**DATA FOR THIS TASK**
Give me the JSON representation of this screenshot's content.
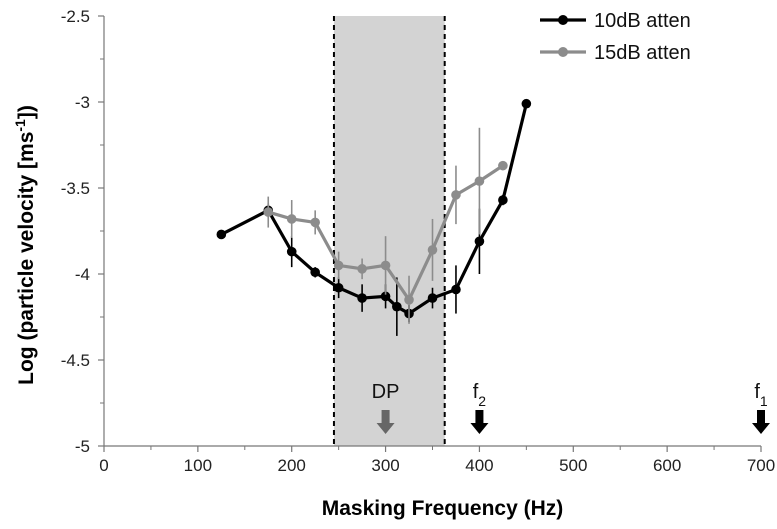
{
  "chart_data": {
    "type": "line",
    "title": "",
    "xlabel": "Masking Frequency (Hz)",
    "ylabel": "Log (particle velocity [ms⁻¹])",
    "xlim": [
      0,
      700
    ],
    "ylim": [
      -5,
      -2.5
    ],
    "x_ticks": [
      0,
      100,
      200,
      300,
      400,
      500,
      600,
      700
    ],
    "y_ticks": [
      -5,
      -4.5,
      -4,
      -3.5,
      -3,
      -2.5
    ],
    "x_tick_labels": [
      "0",
      "100",
      "200",
      "300",
      "400",
      "500",
      "600",
      "700"
    ],
    "y_tick_labels": [
      "-5",
      "-4.5",
      "-4",
      "-3.5",
      "-3",
      "-2.5"
    ],
    "grid": false,
    "legend_position": "top-right",
    "shaded_band": {
      "x_start": 245,
      "x_end": 363,
      "color": "#d3d3d3"
    },
    "series": [
      {
        "name": "10dB atten",
        "color": "#000000",
        "x": [
          125,
          175,
          200,
          225,
          250,
          275,
          300,
          312,
          325,
          350,
          375,
          400,
          425,
          450
        ],
        "y": [
          -3.77,
          -3.63,
          -3.87,
          -3.99,
          -4.08,
          -4.14,
          -4.13,
          -4.19,
          -4.23,
          -4.14,
          -4.09,
          -3.81,
          -3.57,
          -3.01
        ],
        "err": [
          0,
          0.04,
          0.09,
          0.03,
          0.06,
          0.08,
          0.07,
          0.17,
          0.05,
          0.06,
          0.14,
          0.19,
          0.03,
          0
        ]
      },
      {
        "name": "15dB atten",
        "color": "#8c8c8c",
        "x": [
          175,
          200,
          225,
          250,
          275,
          300,
          325,
          350,
          375,
          400,
          425
        ],
        "y": [
          -3.64,
          -3.68,
          -3.7,
          -3.95,
          -3.97,
          -3.95,
          -4.15,
          -3.86,
          -3.54,
          -3.46,
          -3.37
        ],
        "err": [
          0.09,
          0.11,
          0.07,
          0.08,
          0.06,
          0.17,
          0.14,
          0.18,
          0.17,
          0.31,
          0
        ]
      }
    ],
    "annotations": [
      {
        "label": "DP",
        "sub": "",
        "x": 300,
        "color": "#666666"
      },
      {
        "label": "f",
        "sub": "2",
        "x": 400,
        "color": "#000000"
      },
      {
        "label": "f",
        "sub": "1",
        "x": 700,
        "color": "#000000"
      }
    ]
  }
}
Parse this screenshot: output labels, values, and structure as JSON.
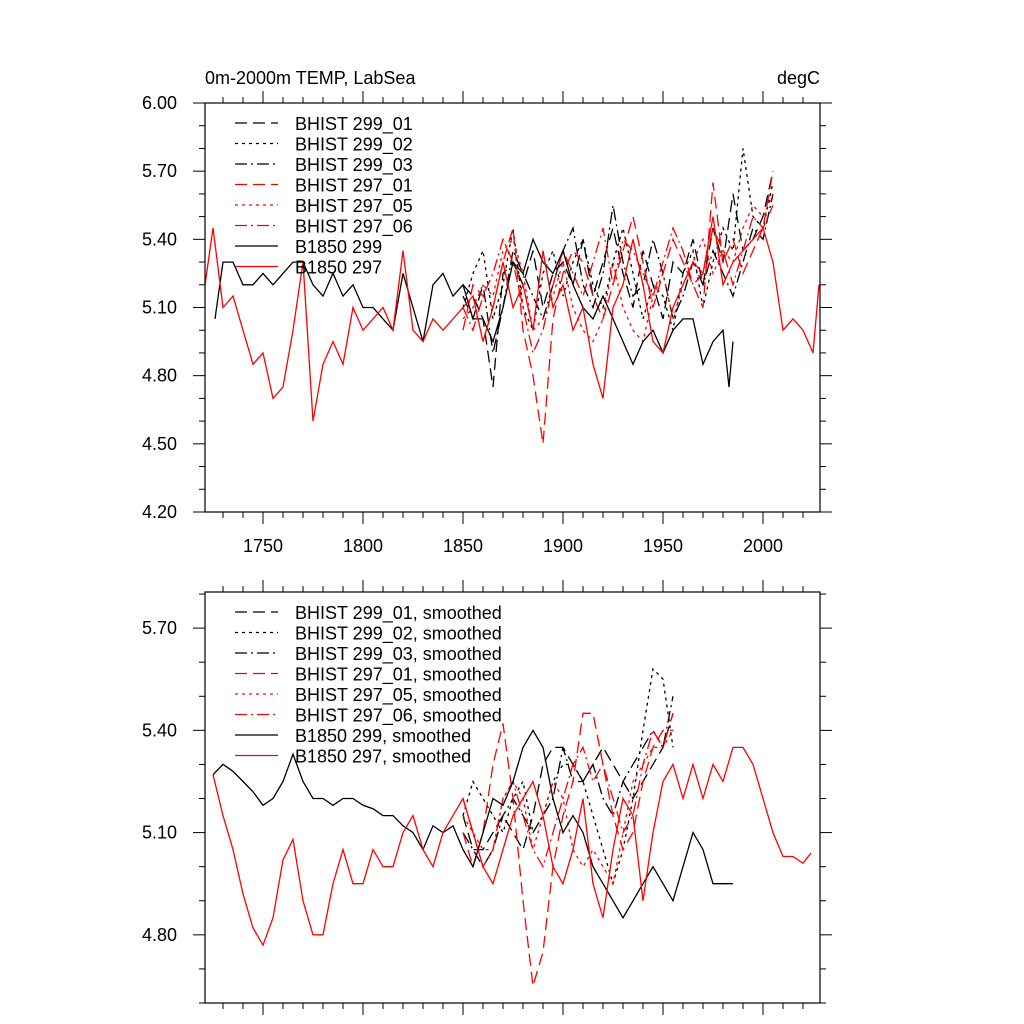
{
  "chart_data": [
    {
      "type": "line",
      "title": "0m-2000m TEMP, LabSea",
      "units": "degC",
      "xlabel": "",
      "ylabel": "",
      "xlim": [
        1721,
        2028.5
      ],
      "ylim": [
        4.2,
        6.0
      ],
      "xticks": [
        1750,
        1800,
        1850,
        1900,
        1950,
        2000
      ],
      "xtick_labels": [
        "1750",
        "1800",
        "1850",
        "1900",
        "1950",
        "2000"
      ],
      "yticks": [
        4.2,
        4.5,
        4.8,
        5.1,
        5.4,
        5.7,
        6.0
      ],
      "ytick_labels": [
        "4.20",
        "4.50",
        "4.80",
        "5.10",
        "5.40",
        "5.70",
        "6.00"
      ],
      "legend_position": "top-left",
      "series": [
        {
          "name": "BHIST 299_01",
          "color": "#000000",
          "dash": "long",
          "x_start": 1850,
          "x_step": 5,
          "values": [
            5.2,
            5.15,
            5.05,
            4.75,
            5.25,
            5.3,
            5.2,
            5.35,
            5.1,
            5.25,
            5.3,
            5.2,
            5.4,
            5.15,
            5.3,
            5.45,
            5.25,
            5.1,
            5.35,
            5.2,
            5.05,
            5.3,
            5.25,
            5.4,
            5.2,
            5.45,
            5.3,
            5.6,
            5.35,
            5.4,
            5.5,
            5.7
          ]
        },
        {
          "name": "BHIST 299_02",
          "color": "#000000",
          "dash": "dot",
          "x_start": 1850,
          "x_step": 5,
          "values": [
            5.1,
            5.25,
            5.35,
            5.05,
            5.2,
            5.45,
            5.1,
            5.0,
            5.25,
            5.35,
            5.15,
            5.3,
            5.4,
            5.2,
            5.1,
            5.3,
            5.45,
            5.25,
            5.05,
            5.2,
            5.15,
            5.0,
            5.25,
            5.35,
            5.1,
            5.3,
            5.45,
            5.35,
            5.8,
            5.5,
            5.45,
            5.65
          ]
        },
        {
          "name": "BHIST 299_03",
          "color": "#000000",
          "dash": "dashdot",
          "x_start": 1850,
          "x_step": 5,
          "values": [
            5.15,
            5.05,
            5.2,
            4.9,
            5.1,
            5.35,
            5.25,
            5.15,
            5.05,
            5.2,
            5.35,
            5.45,
            5.2,
            5.1,
            5.25,
            5.55,
            5.3,
            5.15,
            5.2,
            5.4,
            5.25,
            5.05,
            5.15,
            5.3,
            5.2,
            5.35,
            5.25,
            5.15,
            5.3,
            5.45,
            5.4,
            5.6
          ]
        },
        {
          "name": "BHIST 297_01",
          "color": "#ff0000",
          "dash": "long",
          "x_start": 1850,
          "x_step": 5,
          "values": [
            5.0,
            5.2,
            5.15,
            5.1,
            5.3,
            5.45,
            5.0,
            4.8,
            4.5,
            5.05,
            5.25,
            5.35,
            5.3,
            5.15,
            5.05,
            5.2,
            5.35,
            5.5,
            5.3,
            5.1,
            5.25,
            5.4,
            5.3,
            5.2,
            5.1,
            5.65,
            5.3,
            5.4,
            5.25,
            5.35,
            5.45,
            5.7
          ]
        },
        {
          "name": "BHIST 297_05",
          "color": "#ff0000",
          "dash": "dot",
          "x_start": 1850,
          "x_step": 5,
          "values": [
            5.05,
            5.1,
            5.2,
            5.15,
            5.35,
            5.4,
            5.25,
            5.0,
            5.05,
            5.15,
            5.3,
            5.1,
            5.0,
            4.95,
            5.05,
            5.3,
            5.1,
            5.0,
            4.95,
            5.15,
            5.25,
            5.05,
            5.2,
            5.3,
            5.4,
            5.25,
            5.35,
            5.3,
            5.45,
            5.55,
            5.5,
            5.6
          ]
        },
        {
          "name": "BHIST 297_06",
          "color": "#ff0000",
          "dash": "dashdot",
          "x_start": 1850,
          "x_step": 5,
          "values": [
            5.1,
            5.0,
            5.15,
            5.25,
            5.4,
            5.3,
            5.1,
            4.9,
            5.0,
            5.2,
            5.35,
            5.25,
            5.15,
            5.3,
            5.45,
            5.2,
            5.4,
            5.35,
            5.25,
            5.15,
            5.3,
            5.45,
            5.35,
            5.2,
            5.25,
            5.45,
            5.35,
            5.2,
            5.35,
            5.5,
            5.45,
            5.55
          ]
        },
        {
          "name": "B1850 299",
          "color": "#000000",
          "dash": "solid",
          "x": [
            1726,
            1730,
            1735,
            1740,
            1745,
            1750,
            1755,
            1760,
            1765,
            1770,
            1775,
            1780,
            1785,
            1790,
            1795,
            1800,
            1805,
            1810,
            1815,
            1820,
            1825,
            1830,
            1835,
            1840,
            1845,
            1850,
            1855,
            1860,
            1865,
            1870,
            1875,
            1880,
            1885,
            1890,
            1895,
            1900,
            1905,
            1910,
            1915,
            1920,
            1925,
            1930,
            1935,
            1940,
            1945,
            1950,
            1955,
            1960,
            1965,
            1970,
            1975,
            1980,
            1983,
            1985
          ],
          "values": [
            5.05,
            5.3,
            5.3,
            5.2,
            5.2,
            5.25,
            5.2,
            5.25,
            5.3,
            5.3,
            5.2,
            5.15,
            5.25,
            5.15,
            5.2,
            5.1,
            5.1,
            5.05,
            5.0,
            5.25,
            5.1,
            4.95,
            5.2,
            5.25,
            5.15,
            5.2,
            5.05,
            5.05,
            4.95,
            5.1,
            5.3,
            5.25,
            5.4,
            5.3,
            5.25,
            5.35,
            5.2,
            5.1,
            5.05,
            5.15,
            5.05,
            4.95,
            4.85,
            4.95,
            5.0,
            4.9,
            5.0,
            5.05,
            5.05,
            4.85,
            4.95,
            5.0,
            4.75,
            4.95
          ]
        },
        {
          "name": "B1850 297",
          "color": "#ff0000",
          "dash": "solid",
          "x": [
            1721,
            1725,
            1730,
            1735,
            1740,
            1745,
            1750,
            1755,
            1760,
            1765,
            1770,
            1775,
            1780,
            1785,
            1790,
            1795,
            1800,
            1805,
            1810,
            1815,
            1820,
            1825,
            1830,
            1835,
            1840,
            1845,
            1850,
            1855,
            1860,
            1865,
            1870,
            1875,
            1880,
            1885,
            1890,
            1895,
            1900,
            1905,
            1910,
            1915,
            1920,
            1925,
            1930,
            1935,
            1940,
            1945,
            1950,
            1955,
            1960,
            1965,
            1970,
            1975,
            1980,
            1985,
            1990,
            1995,
            2000,
            2005,
            2010,
            2015,
            2020,
            2025,
            2028
          ],
          "values": [
            5.2,
            5.45,
            5.1,
            5.15,
            5.0,
            4.85,
            4.9,
            4.7,
            4.75,
            5.0,
            5.3,
            4.6,
            4.85,
            4.95,
            4.85,
            5.1,
            5.0,
            5.05,
            5.1,
            5.0,
            5.35,
            5.0,
            4.95,
            5.05,
            5.0,
            5.05,
            5.1,
            5.15,
            4.95,
            5.1,
            5.3,
            5.1,
            5.2,
            5.0,
            5.35,
            5.1,
            5.2,
            5.0,
            5.1,
            4.85,
            4.7,
            5.1,
            5.2,
            5.4,
            5.2,
            4.95,
            4.9,
            5.1,
            5.2,
            5.3,
            5.25,
            5.5,
            5.2,
            5.3,
            5.35,
            5.4,
            5.45,
            5.3,
            5.0,
            5.05,
            5.0,
            4.9,
            5.2
          ]
        }
      ]
    },
    {
      "type": "line",
      "title": "",
      "xlabel": "",
      "ylabel": "",
      "xlim": [
        1721,
        2028.5
      ],
      "ylim": [
        4.6,
        5.806
      ],
      "xticks": [
        1750,
        1800,
        1850,
        1900,
        1950,
        2000
      ],
      "yticks": [
        4.8,
        5.1,
        5.4,
        5.7
      ],
      "ytick_labels": [
        "4.80",
        "5.10",
        "5.40",
        "5.70"
      ],
      "legend_position": "top-left",
      "series": [
        {
          "name": "BHIST 299_01, smoothed",
          "color": "#000000",
          "dash": "long",
          "x_start": 1850,
          "x_step": 5,
          "values": [
            5.15,
            5.05,
            5.05,
            5.1,
            5.15,
            5.1,
            5.05,
            5.15,
            5.3,
            5.35,
            5.35,
            5.3,
            5.25,
            5.3,
            5.35,
            5.3,
            5.25,
            5.2,
            5.25,
            5.3,
            5.35,
            5.45
          ]
        },
        {
          "name": "BHIST 299_02, smoothed",
          "color": "#000000",
          "dash": "dot",
          "x_start": 1850,
          "x_step": 5,
          "values": [
            5.15,
            5.25,
            5.2,
            5.15,
            5.1,
            5.2,
            5.25,
            5.1,
            5.15,
            5.25,
            5.3,
            5.3,
            5.25,
            5.15,
            5.05,
            4.95,
            5.05,
            5.2,
            5.4,
            5.58,
            5.55,
            5.35
          ]
        },
        {
          "name": "BHIST 299_03, smoothed",
          "color": "#000000",
          "dash": "dashdot",
          "x_start": 1850,
          "x_step": 5,
          "values": [
            5.1,
            5.05,
            5.0,
            5.05,
            5.15,
            5.2,
            5.15,
            5.1,
            5.15,
            5.2,
            5.35,
            5.25,
            5.25,
            5.3,
            5.2,
            5.15,
            5.25,
            5.3,
            5.35,
            5.4,
            5.35,
            5.5
          ]
        },
        {
          "name": "BHIST 297_01, smoothed",
          "color": "#ff0000",
          "dash": "long",
          "x_start": 1850,
          "x_step": 5,
          "values": [
            5.1,
            5.0,
            5.1,
            5.3,
            5.42,
            5.2,
            4.9,
            4.65,
            4.75,
            5.0,
            5.15,
            5.25,
            5.45,
            5.45,
            5.3,
            5.15,
            5.05,
            5.1,
            5.25,
            5.35,
            5.4,
            5.4
          ]
        },
        {
          "name": "BHIST 297_05, smoothed",
          "color": "#ff0000",
          "dash": "dot",
          "x_start": 1850,
          "x_step": 5,
          "values": [
            5.15,
            5.1,
            5.05,
            5.05,
            5.2,
            5.25,
            5.2,
            5.05,
            5.15,
            5.25,
            5.2,
            5.05,
            5.0,
            5.05,
            5.0,
            4.95,
            5.1,
            5.25,
            5.3,
            5.35,
            5.35,
            5.4
          ]
        },
        {
          "name": "BHIST 297_06, smoothed",
          "color": "#ff0000",
          "dash": "dashdot",
          "x_start": 1850,
          "x_step": 5,
          "values": [
            5.2,
            5.1,
            5.0,
            5.05,
            5.2,
            5.25,
            5.15,
            5.05,
            5.0,
            5.1,
            5.2,
            5.3,
            5.35,
            5.25,
            5.3,
            5.2,
            5.1,
            5.15,
            5.3,
            5.4,
            5.35,
            5.45
          ]
        },
        {
          "name": "B1850 299, smoothed",
          "color": "#000000",
          "dash": "solid",
          "x": [
            1725,
            1730,
            1735,
            1740,
            1745,
            1750,
            1755,
            1760,
            1765,
            1770,
            1775,
            1780,
            1785,
            1790,
            1795,
            1800,
            1805,
            1810,
            1815,
            1820,
            1825,
            1830,
            1835,
            1840,
            1845,
            1850,
            1855,
            1860,
            1865,
            1870,
            1875,
            1880,
            1885,
            1890,
            1895,
            1900,
            1905,
            1910,
            1915,
            1920,
            1925,
            1930,
            1935,
            1940,
            1945,
            1950,
            1955,
            1960,
            1965,
            1970,
            1975,
            1985
          ],
          "values": [
            5.27,
            5.3,
            5.28,
            5.25,
            5.22,
            5.18,
            5.2,
            5.25,
            5.33,
            5.25,
            5.2,
            5.2,
            5.18,
            5.2,
            5.2,
            5.18,
            5.17,
            5.15,
            5.15,
            5.12,
            5.1,
            5.05,
            5.12,
            5.1,
            5.12,
            5.05,
            5.0,
            5.1,
            5.2,
            5.18,
            5.25,
            5.35,
            5.4,
            5.35,
            5.2,
            5.1,
            5.15,
            5.1,
            5.0,
            4.95,
            4.9,
            4.85,
            4.9,
            4.95,
            5.0,
            4.95,
            4.9,
            5.0,
            5.1,
            5.05,
            4.95,
            4.95
          ]
        },
        {
          "name": "B1850 297, smoothed",
          "color": "#ff0000",
          "dash": "solid",
          "x": [
            1725,
            1730,
            1735,
            1740,
            1745,
            1750,
            1755,
            1760,
            1765,
            1770,
            1775,
            1780,
            1785,
            1790,
            1795,
            1800,
            1805,
            1810,
            1815,
            1820,
            1825,
            1830,
            1835,
            1840,
            1845,
            1850,
            1855,
            1860,
            1865,
            1870,
            1875,
            1880,
            1885,
            1890,
            1895,
            1900,
            1905,
            1910,
            1915,
            1920,
            1925,
            1930,
            1935,
            1940,
            1945,
            1950,
            1955,
            1960,
            1965,
            1970,
            1975,
            1980,
            1985,
            1990,
            1995,
            2000,
            2005,
            2010,
            2015,
            2020,
            2024
          ],
          "values": [
            5.27,
            5.15,
            5.05,
            4.92,
            4.82,
            4.77,
            4.85,
            5.02,
            5.08,
            4.9,
            4.8,
            4.8,
            4.95,
            5.05,
            4.95,
            4.95,
            5.05,
            5.0,
            5.0,
            5.1,
            5.15,
            5.05,
            5.0,
            5.1,
            5.15,
            5.2,
            5.1,
            5.0,
            4.95,
            5.05,
            5.15,
            5.2,
            5.25,
            5.15,
            5.0,
            4.95,
            5.05,
            5.2,
            4.95,
            4.85,
            5.05,
            5.2,
            5.15,
            4.9,
            5.1,
            5.25,
            5.3,
            5.2,
            5.3,
            5.2,
            5.3,
            5.25,
            5.35,
            5.35,
            5.3,
            5.2,
            5.1,
            5.03,
            5.03,
            5.01,
            5.04
          ]
        }
      ]
    }
  ]
}
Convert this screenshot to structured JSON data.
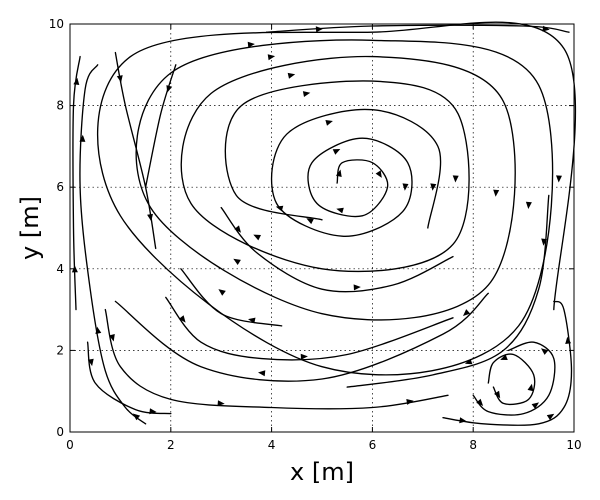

**GOAL**
Going through the data, tally the lines containing "smoothed" and report only the result.

**EXERCISE RESPONSE**
8